_Stated task_. Copy each line that contains the string "image".

_Task material_.

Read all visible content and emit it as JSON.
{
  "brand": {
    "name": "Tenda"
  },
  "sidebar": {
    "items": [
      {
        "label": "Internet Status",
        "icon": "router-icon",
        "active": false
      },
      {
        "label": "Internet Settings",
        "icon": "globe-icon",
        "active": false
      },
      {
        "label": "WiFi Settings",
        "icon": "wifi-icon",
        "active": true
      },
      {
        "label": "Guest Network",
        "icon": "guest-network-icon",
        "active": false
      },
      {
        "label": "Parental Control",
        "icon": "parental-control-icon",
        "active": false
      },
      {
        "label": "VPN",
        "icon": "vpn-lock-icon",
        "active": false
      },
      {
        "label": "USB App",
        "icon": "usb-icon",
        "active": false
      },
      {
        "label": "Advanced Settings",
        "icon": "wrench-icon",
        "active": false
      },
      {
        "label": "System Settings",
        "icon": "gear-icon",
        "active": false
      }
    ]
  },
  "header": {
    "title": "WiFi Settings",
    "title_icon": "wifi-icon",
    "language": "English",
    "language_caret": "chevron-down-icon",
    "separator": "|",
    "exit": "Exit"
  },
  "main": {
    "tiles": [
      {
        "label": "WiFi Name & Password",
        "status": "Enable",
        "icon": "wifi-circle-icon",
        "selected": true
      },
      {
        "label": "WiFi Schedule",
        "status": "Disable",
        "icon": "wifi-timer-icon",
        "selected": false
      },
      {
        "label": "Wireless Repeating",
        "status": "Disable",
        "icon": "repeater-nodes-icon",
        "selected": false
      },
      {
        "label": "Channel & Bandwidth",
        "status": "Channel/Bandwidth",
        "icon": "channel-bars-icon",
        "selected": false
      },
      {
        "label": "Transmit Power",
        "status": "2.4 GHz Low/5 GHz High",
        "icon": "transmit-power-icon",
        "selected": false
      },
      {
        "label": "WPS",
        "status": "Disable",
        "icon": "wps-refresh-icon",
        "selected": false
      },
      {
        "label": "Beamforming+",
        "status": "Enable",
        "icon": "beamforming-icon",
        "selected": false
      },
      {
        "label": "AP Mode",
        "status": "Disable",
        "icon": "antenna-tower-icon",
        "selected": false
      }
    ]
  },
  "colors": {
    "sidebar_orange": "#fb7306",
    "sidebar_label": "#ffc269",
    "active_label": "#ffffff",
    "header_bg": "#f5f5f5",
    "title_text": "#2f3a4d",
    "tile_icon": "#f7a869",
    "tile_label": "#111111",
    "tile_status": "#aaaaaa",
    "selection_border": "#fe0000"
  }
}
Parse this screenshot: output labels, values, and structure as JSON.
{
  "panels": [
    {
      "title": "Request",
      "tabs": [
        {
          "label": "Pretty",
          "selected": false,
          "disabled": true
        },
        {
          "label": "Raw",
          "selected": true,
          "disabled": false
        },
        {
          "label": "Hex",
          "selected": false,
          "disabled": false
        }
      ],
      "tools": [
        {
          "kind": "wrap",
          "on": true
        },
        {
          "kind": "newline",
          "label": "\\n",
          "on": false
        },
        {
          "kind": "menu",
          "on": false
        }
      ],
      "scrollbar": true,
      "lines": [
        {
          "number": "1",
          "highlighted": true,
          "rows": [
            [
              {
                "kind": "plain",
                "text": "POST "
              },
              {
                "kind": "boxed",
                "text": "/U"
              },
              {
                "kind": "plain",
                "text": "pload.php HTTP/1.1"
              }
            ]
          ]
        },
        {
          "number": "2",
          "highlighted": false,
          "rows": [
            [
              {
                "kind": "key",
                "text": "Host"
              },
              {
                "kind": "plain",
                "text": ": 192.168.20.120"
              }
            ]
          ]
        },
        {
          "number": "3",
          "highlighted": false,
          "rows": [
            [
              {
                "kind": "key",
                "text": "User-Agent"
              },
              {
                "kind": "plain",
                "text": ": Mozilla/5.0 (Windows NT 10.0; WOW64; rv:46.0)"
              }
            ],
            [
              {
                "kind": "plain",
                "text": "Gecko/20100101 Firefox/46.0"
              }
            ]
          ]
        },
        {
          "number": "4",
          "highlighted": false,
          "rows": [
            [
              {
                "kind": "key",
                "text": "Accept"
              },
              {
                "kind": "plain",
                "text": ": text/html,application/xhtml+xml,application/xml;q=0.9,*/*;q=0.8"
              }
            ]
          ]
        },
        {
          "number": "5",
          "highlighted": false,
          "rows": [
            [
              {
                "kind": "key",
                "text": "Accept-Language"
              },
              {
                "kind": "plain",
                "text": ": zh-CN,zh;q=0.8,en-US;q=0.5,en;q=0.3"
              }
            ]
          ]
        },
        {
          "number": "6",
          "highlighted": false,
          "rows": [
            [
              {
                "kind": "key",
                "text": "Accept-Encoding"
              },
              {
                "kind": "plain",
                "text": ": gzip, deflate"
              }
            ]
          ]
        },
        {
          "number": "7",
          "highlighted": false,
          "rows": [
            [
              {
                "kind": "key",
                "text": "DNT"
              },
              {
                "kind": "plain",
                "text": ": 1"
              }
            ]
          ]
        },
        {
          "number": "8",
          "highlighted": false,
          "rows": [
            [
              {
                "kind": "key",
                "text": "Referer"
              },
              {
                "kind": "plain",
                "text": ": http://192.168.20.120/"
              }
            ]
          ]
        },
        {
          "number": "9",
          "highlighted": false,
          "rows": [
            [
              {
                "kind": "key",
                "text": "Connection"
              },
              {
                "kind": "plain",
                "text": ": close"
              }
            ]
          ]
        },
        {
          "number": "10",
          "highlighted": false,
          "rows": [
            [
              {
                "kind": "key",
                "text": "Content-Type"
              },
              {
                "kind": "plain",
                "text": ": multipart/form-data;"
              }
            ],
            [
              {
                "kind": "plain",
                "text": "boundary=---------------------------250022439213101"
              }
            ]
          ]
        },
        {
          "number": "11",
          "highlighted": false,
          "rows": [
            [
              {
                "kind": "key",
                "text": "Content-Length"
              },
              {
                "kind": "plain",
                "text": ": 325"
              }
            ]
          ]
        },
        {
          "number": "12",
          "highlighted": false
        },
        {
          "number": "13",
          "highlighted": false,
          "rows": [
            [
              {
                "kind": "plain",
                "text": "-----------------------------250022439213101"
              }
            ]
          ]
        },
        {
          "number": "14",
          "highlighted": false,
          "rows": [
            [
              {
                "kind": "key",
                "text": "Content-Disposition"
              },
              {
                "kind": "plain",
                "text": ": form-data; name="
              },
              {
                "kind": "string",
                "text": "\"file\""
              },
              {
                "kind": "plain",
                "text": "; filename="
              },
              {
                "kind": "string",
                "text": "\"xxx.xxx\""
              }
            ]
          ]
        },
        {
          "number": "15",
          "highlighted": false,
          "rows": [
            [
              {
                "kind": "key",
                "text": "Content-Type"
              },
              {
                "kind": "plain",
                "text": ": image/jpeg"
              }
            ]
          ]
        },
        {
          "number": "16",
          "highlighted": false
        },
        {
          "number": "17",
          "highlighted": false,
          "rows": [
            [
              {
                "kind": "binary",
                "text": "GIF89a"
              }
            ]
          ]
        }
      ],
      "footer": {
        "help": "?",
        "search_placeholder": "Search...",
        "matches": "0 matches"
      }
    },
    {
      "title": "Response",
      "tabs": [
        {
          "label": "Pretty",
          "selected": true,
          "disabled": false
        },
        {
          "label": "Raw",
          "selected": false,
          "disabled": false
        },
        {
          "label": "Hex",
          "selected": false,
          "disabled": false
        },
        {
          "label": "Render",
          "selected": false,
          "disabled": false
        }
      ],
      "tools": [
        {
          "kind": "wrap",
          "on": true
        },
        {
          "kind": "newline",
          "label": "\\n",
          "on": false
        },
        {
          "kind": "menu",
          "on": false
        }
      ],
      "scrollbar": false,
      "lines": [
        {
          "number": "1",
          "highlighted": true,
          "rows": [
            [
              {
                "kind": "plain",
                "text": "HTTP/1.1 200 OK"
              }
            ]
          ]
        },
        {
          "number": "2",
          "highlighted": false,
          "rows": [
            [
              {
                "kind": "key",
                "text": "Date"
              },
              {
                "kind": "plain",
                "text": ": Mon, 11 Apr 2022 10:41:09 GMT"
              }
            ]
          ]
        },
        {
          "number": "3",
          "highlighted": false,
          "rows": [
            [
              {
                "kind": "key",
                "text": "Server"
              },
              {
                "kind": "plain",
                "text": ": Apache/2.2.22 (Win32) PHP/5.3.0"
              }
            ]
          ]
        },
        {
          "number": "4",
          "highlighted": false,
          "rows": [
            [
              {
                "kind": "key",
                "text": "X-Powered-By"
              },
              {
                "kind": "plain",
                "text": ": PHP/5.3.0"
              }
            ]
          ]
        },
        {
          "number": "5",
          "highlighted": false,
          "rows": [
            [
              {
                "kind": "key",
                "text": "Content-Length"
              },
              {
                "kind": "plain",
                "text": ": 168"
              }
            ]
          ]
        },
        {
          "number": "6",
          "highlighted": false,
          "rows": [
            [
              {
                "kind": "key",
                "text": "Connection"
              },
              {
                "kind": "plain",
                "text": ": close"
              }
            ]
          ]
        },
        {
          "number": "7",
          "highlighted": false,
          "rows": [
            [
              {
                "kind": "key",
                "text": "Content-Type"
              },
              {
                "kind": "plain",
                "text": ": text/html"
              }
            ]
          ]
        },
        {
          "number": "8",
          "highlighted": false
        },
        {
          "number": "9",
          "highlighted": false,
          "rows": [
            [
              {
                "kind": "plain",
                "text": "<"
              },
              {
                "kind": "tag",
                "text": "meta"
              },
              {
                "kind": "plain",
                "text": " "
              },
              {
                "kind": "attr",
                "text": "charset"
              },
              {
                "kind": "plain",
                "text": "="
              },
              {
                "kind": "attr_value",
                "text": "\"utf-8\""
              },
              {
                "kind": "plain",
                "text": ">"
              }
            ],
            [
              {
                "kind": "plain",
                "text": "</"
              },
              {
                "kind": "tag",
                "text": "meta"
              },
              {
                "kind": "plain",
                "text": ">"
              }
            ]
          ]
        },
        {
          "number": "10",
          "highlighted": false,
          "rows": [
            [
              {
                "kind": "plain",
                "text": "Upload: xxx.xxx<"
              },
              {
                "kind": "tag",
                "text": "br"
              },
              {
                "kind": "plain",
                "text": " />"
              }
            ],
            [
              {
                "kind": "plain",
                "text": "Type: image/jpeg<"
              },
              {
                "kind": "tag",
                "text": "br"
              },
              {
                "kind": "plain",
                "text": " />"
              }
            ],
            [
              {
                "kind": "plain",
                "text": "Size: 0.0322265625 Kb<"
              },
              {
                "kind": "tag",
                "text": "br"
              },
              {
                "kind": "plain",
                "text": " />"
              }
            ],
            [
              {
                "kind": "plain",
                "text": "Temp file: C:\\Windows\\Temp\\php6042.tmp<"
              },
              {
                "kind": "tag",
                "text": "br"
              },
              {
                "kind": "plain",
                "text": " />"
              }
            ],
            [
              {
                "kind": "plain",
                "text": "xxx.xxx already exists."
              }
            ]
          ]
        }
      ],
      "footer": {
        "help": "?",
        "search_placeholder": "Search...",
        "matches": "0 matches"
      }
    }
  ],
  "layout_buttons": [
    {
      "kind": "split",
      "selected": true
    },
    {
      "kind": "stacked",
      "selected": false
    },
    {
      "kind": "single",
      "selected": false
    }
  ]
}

_Complete output_.
                "text": ": image/jpeg"
                "text": "Type: image/jpeg<"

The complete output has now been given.